**Exercise**.
Reproduce verbatim every line of the records below, from the line containing "candlestick — [363, 367, 369, 395]" down to the line containing "candlestick — [340, 373, 346, 394]", including both of those lines.

(Boxed element records)
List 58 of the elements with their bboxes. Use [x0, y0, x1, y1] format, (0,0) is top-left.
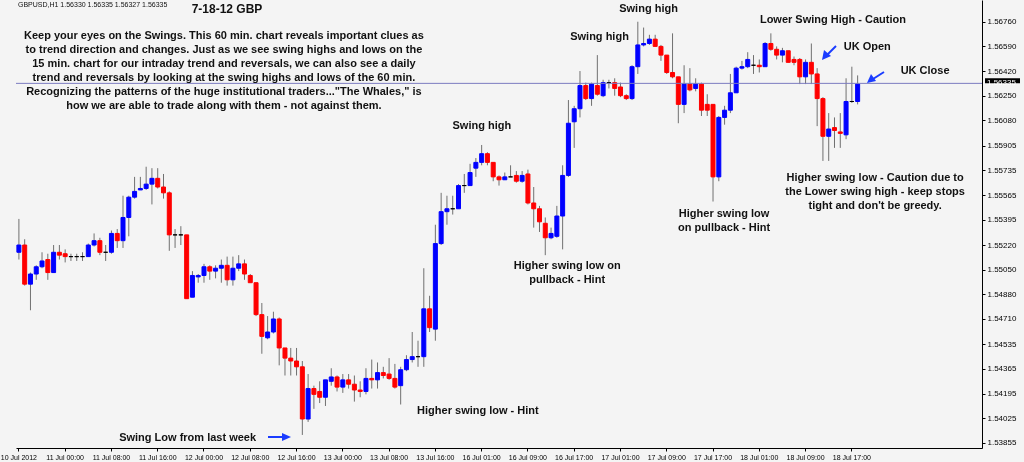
candlestick — [363, 367, 369, 395]
y-tick-label: 1.56590 — [987, 41, 1017, 51]
y-tick-label: 1.54710 — [987, 314, 1017, 324]
y-tick-label: 1.55050 — [987, 265, 1017, 275]
candlestick — [508, 164, 514, 178]
candlestick — [467, 163, 473, 187]
y-tick-label: 1.54025 — [987, 413, 1017, 423]
y-tick-label: 1.55395 — [987, 215, 1017, 225]
candlestick — [855, 74, 861, 105]
candlestick — [224, 256, 230, 287]
y-tick-label: 1.55735 — [987, 165, 1017, 175]
candlestick — [340, 373, 346, 394]
y-tick-label: 1.55220 — [987, 240, 1017, 250]
candlestick — [16, 218, 22, 261]
candlestick — [108, 230, 114, 255]
candlestick — [114, 228, 120, 249]
y-tick-label: 1.54365 — [987, 364, 1017, 374]
y-tick-label: 1.55905 — [987, 141, 1017, 151]
candlestick — [837, 112, 843, 149]
y-tick-label: 1.55565 — [987, 190, 1017, 200]
y-tick-label: 1.56080 — [987, 115, 1017, 125]
annotation: Swing Low from last week — [119, 431, 257, 443]
y-tick-label: 1.56250 — [987, 91, 1017, 101]
candlestick — [456, 183, 462, 210]
y-tick-label: 1.54880 — [987, 289, 1017, 299]
y-tick-label: 1.54535 — [987, 339, 1017, 349]
y-tick-label: 1.56420 — [987, 66, 1017, 76]
candlestick — [803, 58, 809, 85]
annotation: Swing high — [570, 30, 630, 42]
y-tick-label: 1.54195 — [987, 389, 1017, 399]
candlestick — [178, 225, 184, 246]
annotation: UK Close — [900, 64, 950, 76]
y-tick-label: 1.56760 — [987, 17, 1017, 27]
annotation: Higher swing low - Caution due to the Lower swing high - keep stops tight and don't be greedy. — [785, 171, 965, 211]
annotation: UK Open — [843, 40, 892, 52]
annotation: Swing high — [619, 2, 679, 14]
candlestick — [542, 216, 548, 256]
annotation: Swing high — [452, 119, 512, 131]
annotation: Keep your eyes on the Swings. This 60 min. chart reveals important clues as to trend direction and changes. Just as we see swing highs and lows on the 15 min. chart for our intraday trend and reversals, we can also see a daily trend and reversals by looking at the swing highs and lows of the 60 min. Recognizing the patterns of the huge institutional traders..."The Whales," is how we are able to trade along with them - not against them. — [24, 29, 424, 111]
candlestick — [427, 295, 433, 333]
candlestick — [375, 361, 381, 390]
candlestick — [369, 359, 375, 390]
candlestick — [681, 64, 687, 114]
candlestick — [762, 41, 768, 68]
annotation: Higher swing low - Hint — [417, 404, 540, 416]
y-tick-label: 1.53855 — [987, 438, 1017, 448]
candlestick — [826, 112, 832, 162]
chart-title: 7-18-12 GBP — [191, 2, 263, 16]
annotation: Higher swing low on pullback - Hint — [513, 259, 621, 285]
candlestick — [51, 244, 57, 274]
candlestick — [172, 228, 178, 249]
ref-line-label: 1.56335 — [987, 78, 1017, 88]
annotation: Higher swing low on pullback - Hint — [677, 207, 771, 233]
candlestick — [241, 259, 247, 281]
annotation: Lower Swing High - Caution — [759, 13, 907, 25]
candlestick — [45, 253, 51, 281]
candlestick — [832, 116, 837, 149]
candlestick — [594, 54, 600, 97]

**Task answer**.
candlestick — [363, 367, 369, 395]
y-tick-label: 1.56590 — [987, 41, 1017, 51]
y-tick-label: 1.54710 — [987, 314, 1017, 324]
y-tick-label: 1.55050 — [987, 265, 1017, 275]
candlestick — [508, 164, 514, 178]
candlestick — [467, 163, 473, 187]
y-tick-label: 1.54025 — [987, 413, 1017, 423]
y-tick-label: 1.55395 — [987, 215, 1017, 225]
candlestick — [855, 74, 861, 105]
candlestick — [224, 256, 230, 287]
y-tick-label: 1.55735 — [987, 165, 1017, 175]
candlestick — [340, 373, 346, 394]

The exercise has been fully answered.